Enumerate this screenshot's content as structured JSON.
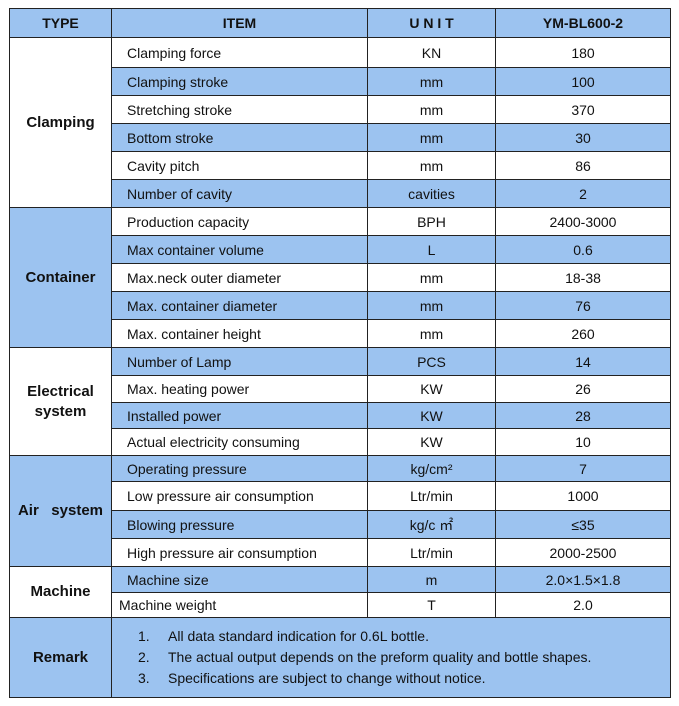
{
  "header": {
    "type": "TYPE",
    "item": "ITEM",
    "unit": "U N I T",
    "model": "YM-BL600-2"
  },
  "groups": [
    {
      "type": "Clamping",
      "rows": [
        {
          "item": "Clamping force",
          "unit": "KN",
          "value": "180"
        },
        {
          "item": "Clamping stroke",
          "unit": "mm",
          "value": "100"
        },
        {
          "item": "Stretching stroke",
          "unit": "mm",
          "value": "370"
        },
        {
          "item": "Bottom stroke",
          "unit": "mm",
          "value": "30"
        },
        {
          "item": "Cavity pitch",
          "unit": "mm",
          "value": "86"
        },
        {
          "item": "Number of cavity",
          "unit": "cavities",
          "value": "2"
        }
      ]
    },
    {
      "type": "Container",
      "rows": [
        {
          "item": "Production capacity",
          "unit": "BPH",
          "value": "2400-3000"
        },
        {
          "item": "Max container volume",
          "unit": "L",
          "value": "0.6"
        },
        {
          "item": "Max.neck outer diameter",
          "unit": "mm",
          "value": "18-38"
        },
        {
          "item": "Max. container diameter",
          "unit": "mm",
          "value": "76"
        },
        {
          "item": "Max. container height",
          "unit": "mm",
          "value": "260"
        }
      ]
    },
    {
      "type": "Electrical system",
      "rows": [
        {
          "item": "Number of Lamp",
          "unit": "PCS",
          "value": "14"
        },
        {
          "item": "Max. heating power",
          "unit": "KW",
          "value": "26"
        },
        {
          "item": "Installed power",
          "unit": "KW",
          "value": "28"
        },
        {
          "item": "Actual electricity consuming",
          "unit": "KW",
          "value": "10"
        }
      ]
    },
    {
      "type": "Air   system",
      "rows": [
        {
          "item": "Operating pressure",
          "unit": "kg/cm²",
          "value": "7"
        },
        {
          "item": "Low pressure air consumption",
          "unit": "Ltr/min",
          "value": "1000"
        },
        {
          "item": "Blowing pressure",
          "unit": "kg/c ㎡",
          "value": "≤35"
        },
        {
          "item": "High pressure air consumption",
          "unit": "Ltr/min",
          "value": "2000-2500"
        }
      ]
    },
    {
      "type": "Machine",
      "rows": [
        {
          "item": "Machine size",
          "unit": "m",
          "value": "2.0×1.5×1.8"
        },
        {
          "item": "Machine weight",
          "unit": "T",
          "value": "2.0"
        }
      ]
    }
  ],
  "remark": {
    "type": "Remark",
    "items": [
      {
        "n": "1.",
        "text": "All data standard indication for 0.6L bottle."
      },
      {
        "n": "2.",
        "text": "The actual output depends on the preform quality and bottle shapes."
      },
      {
        "n": "3.",
        "text": "Specifications are subject to change without notice."
      }
    ]
  }
}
_ _ _
### Short exercise:
Which lines include the word "Number"? List them all.

### Solution for this task:
          "item": "Number of cavity",
          "item": "Number of Lamp",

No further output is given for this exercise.